### WRITTEN TASK
Output every entry exactly as written, but omit the pictures.

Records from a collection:

__________________________________________________

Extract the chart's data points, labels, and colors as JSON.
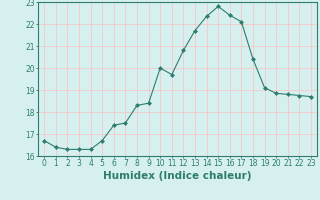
{
  "title": "",
  "xlabel": "Humidex (Indice chaleur)",
  "ylabel": "",
  "x": [
    0,
    1,
    2,
    3,
    4,
    5,
    6,
    7,
    8,
    9,
    10,
    11,
    12,
    13,
    14,
    15,
    16,
    17,
    18,
    19,
    20,
    21,
    22,
    23
  ],
  "y": [
    16.7,
    16.4,
    16.3,
    16.3,
    16.3,
    16.7,
    17.4,
    17.5,
    18.3,
    18.4,
    20.0,
    19.7,
    20.8,
    21.7,
    22.35,
    22.8,
    22.4,
    22.1,
    20.4,
    19.1,
    18.85,
    18.8,
    18.75,
    18.7
  ],
  "line_color": "#2e7d6e",
  "marker": "D",
  "marker_size": 2.0,
  "bg_color": "#d6f0f0",
  "plot_bg": "#cce8e8",
  "grid_color": "#f5c8c8",
  "ylim": [
    16,
    23
  ],
  "xlim": [
    -0.5,
    23.5
  ],
  "yticks": [
    16,
    17,
    18,
    19,
    20,
    21,
    22,
    23
  ],
  "xticks": [
    0,
    1,
    2,
    3,
    4,
    5,
    6,
    7,
    8,
    9,
    10,
    11,
    12,
    13,
    14,
    15,
    16,
    17,
    18,
    19,
    20,
    21,
    22,
    23
  ],
  "tick_fontsize": 5.5,
  "xlabel_fontsize": 7.5,
  "text_color": "#2e7d6e",
  "spine_color": "#2e7d6e"
}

__________________________________________________

### OUTPUT FOR THIS EXERCISE
Extract the chart's data points, labels, and colors as JSON.
{
  "title": "",
  "xlabel": "Humidex (Indice chaleur)",
  "ylabel": "",
  "x": [
    0,
    1,
    2,
    3,
    4,
    5,
    6,
    7,
    8,
    9,
    10,
    11,
    12,
    13,
    14,
    15,
    16,
    17,
    18,
    19,
    20,
    21,
    22,
    23
  ],
  "y": [
    16.7,
    16.4,
    16.3,
    16.3,
    16.3,
    16.7,
    17.4,
    17.5,
    18.3,
    18.4,
    20.0,
    19.7,
    20.8,
    21.7,
    22.35,
    22.8,
    22.4,
    22.1,
    20.4,
    19.1,
    18.85,
    18.8,
    18.75,
    18.7
  ],
  "line_color": "#2e7d6e",
  "marker": "D",
  "marker_size": 2.0,
  "bg_color": "#d6f0f0",
  "plot_bg": "#cce8e8",
  "grid_color": "#f5c8c8",
  "ylim": [
    16,
    23
  ],
  "xlim": [
    -0.5,
    23.5
  ],
  "yticks": [
    16,
    17,
    18,
    19,
    20,
    21,
    22,
    23
  ],
  "xticks": [
    0,
    1,
    2,
    3,
    4,
    5,
    6,
    7,
    8,
    9,
    10,
    11,
    12,
    13,
    14,
    15,
    16,
    17,
    18,
    19,
    20,
    21,
    22,
    23
  ],
  "tick_fontsize": 5.5,
  "xlabel_fontsize": 7.5,
  "text_color": "#2e7d6e",
  "spine_color": "#2e7d6e"
}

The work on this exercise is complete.